[Stored records start]
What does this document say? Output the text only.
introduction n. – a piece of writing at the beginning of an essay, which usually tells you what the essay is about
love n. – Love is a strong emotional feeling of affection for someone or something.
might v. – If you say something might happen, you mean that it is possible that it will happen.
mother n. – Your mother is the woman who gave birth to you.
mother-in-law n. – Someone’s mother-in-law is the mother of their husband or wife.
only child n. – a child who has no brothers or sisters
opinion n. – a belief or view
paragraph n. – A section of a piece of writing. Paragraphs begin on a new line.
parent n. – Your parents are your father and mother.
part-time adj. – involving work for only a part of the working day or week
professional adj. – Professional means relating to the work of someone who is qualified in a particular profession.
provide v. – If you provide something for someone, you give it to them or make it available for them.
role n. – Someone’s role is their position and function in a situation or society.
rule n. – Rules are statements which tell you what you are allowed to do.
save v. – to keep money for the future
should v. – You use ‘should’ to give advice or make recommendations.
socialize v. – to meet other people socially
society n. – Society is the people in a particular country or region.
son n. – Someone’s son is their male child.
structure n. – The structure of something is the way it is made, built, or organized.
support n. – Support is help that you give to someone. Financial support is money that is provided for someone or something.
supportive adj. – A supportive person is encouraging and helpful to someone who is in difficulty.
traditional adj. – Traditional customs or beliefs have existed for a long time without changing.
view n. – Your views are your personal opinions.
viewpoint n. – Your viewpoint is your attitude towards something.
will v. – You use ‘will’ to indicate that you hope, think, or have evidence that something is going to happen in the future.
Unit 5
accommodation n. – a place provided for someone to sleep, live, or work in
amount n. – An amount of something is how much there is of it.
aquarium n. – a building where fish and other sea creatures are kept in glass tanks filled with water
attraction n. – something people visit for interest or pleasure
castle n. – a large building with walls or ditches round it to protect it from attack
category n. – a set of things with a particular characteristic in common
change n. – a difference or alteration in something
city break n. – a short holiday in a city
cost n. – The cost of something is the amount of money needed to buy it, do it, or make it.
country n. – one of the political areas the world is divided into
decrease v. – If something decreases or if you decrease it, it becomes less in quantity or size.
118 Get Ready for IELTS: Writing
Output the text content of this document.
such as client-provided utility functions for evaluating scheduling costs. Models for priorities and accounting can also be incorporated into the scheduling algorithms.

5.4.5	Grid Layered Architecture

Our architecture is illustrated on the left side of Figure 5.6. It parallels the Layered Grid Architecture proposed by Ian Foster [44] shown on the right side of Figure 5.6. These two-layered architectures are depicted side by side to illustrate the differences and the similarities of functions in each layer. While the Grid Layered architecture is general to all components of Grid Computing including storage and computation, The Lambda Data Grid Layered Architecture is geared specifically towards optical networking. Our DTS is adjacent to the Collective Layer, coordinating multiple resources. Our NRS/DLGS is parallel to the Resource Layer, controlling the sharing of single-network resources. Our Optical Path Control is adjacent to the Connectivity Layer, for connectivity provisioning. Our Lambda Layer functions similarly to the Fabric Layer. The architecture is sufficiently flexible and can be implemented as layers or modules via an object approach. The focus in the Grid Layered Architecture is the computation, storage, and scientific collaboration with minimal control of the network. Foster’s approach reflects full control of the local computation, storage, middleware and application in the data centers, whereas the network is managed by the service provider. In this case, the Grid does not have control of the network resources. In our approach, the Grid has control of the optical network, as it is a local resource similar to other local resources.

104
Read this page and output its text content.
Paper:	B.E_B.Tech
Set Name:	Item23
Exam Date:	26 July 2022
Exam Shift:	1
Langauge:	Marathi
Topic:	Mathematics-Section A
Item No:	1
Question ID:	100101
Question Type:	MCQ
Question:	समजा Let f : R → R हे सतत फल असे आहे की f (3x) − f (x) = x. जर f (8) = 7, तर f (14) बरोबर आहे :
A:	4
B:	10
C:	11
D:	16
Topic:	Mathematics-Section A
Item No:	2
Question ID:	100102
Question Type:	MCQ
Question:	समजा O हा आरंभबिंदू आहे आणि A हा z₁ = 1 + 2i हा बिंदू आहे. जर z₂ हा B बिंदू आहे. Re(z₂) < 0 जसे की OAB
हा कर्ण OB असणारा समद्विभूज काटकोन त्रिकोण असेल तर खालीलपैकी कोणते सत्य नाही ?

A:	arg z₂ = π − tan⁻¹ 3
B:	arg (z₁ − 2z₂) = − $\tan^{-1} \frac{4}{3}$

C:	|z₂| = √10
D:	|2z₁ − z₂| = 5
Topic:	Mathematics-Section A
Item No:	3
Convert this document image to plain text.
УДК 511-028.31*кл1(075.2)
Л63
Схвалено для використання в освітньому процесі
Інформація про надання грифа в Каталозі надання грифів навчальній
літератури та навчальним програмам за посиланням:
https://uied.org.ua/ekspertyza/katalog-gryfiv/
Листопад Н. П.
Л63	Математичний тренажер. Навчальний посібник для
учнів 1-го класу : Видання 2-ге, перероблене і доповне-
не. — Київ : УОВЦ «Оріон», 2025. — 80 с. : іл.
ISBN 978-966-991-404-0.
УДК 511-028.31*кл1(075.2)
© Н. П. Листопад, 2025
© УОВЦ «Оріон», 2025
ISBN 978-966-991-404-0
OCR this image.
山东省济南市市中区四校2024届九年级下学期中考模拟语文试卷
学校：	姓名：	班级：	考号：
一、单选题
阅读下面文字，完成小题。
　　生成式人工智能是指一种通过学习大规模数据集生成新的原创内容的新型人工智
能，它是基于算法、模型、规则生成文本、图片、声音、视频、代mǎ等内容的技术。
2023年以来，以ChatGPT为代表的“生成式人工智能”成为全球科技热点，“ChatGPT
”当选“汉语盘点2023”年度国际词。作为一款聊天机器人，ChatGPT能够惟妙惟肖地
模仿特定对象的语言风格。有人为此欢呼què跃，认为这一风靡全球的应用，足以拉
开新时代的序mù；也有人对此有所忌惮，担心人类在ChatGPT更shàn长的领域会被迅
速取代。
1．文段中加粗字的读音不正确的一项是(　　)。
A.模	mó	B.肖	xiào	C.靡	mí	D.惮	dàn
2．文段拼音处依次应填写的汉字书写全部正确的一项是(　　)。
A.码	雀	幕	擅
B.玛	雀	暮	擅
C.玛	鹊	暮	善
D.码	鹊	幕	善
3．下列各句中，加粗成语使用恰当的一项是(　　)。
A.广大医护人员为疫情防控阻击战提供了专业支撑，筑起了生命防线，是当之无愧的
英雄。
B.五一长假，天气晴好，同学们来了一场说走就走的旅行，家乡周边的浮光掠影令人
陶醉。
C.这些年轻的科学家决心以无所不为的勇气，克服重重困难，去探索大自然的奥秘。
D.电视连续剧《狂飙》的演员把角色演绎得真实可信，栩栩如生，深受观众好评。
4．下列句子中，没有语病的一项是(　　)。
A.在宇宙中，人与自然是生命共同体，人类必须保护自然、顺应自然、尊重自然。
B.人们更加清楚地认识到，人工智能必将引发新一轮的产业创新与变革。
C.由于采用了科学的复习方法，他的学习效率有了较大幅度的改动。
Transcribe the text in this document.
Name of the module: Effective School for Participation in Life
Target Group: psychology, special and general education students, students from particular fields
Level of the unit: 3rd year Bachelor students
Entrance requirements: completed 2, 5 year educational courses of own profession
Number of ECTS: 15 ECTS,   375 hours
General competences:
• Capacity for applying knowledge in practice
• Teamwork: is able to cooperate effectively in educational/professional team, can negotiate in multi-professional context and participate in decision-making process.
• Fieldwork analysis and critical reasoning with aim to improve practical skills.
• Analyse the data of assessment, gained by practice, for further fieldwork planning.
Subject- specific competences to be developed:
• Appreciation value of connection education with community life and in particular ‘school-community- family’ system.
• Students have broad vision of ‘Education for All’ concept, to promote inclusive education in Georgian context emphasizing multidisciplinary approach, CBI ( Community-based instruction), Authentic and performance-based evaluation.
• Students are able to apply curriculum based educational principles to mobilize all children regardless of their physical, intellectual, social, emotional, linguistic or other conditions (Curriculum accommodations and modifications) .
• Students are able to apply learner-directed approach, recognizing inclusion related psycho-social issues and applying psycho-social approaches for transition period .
[Stored records end]
__Brief__.
Copy all lines above containing the string "that".

__Answer to this task__.
might v. – If you say something might happen, you mean that it is possible that it will happen.
support n. – Support is help that you give to someone. Financial support is money that is provided for someone or something.
will v. – You use ‘will’ to indicate that you hope, think, or have evidence that something is going to happen in the future.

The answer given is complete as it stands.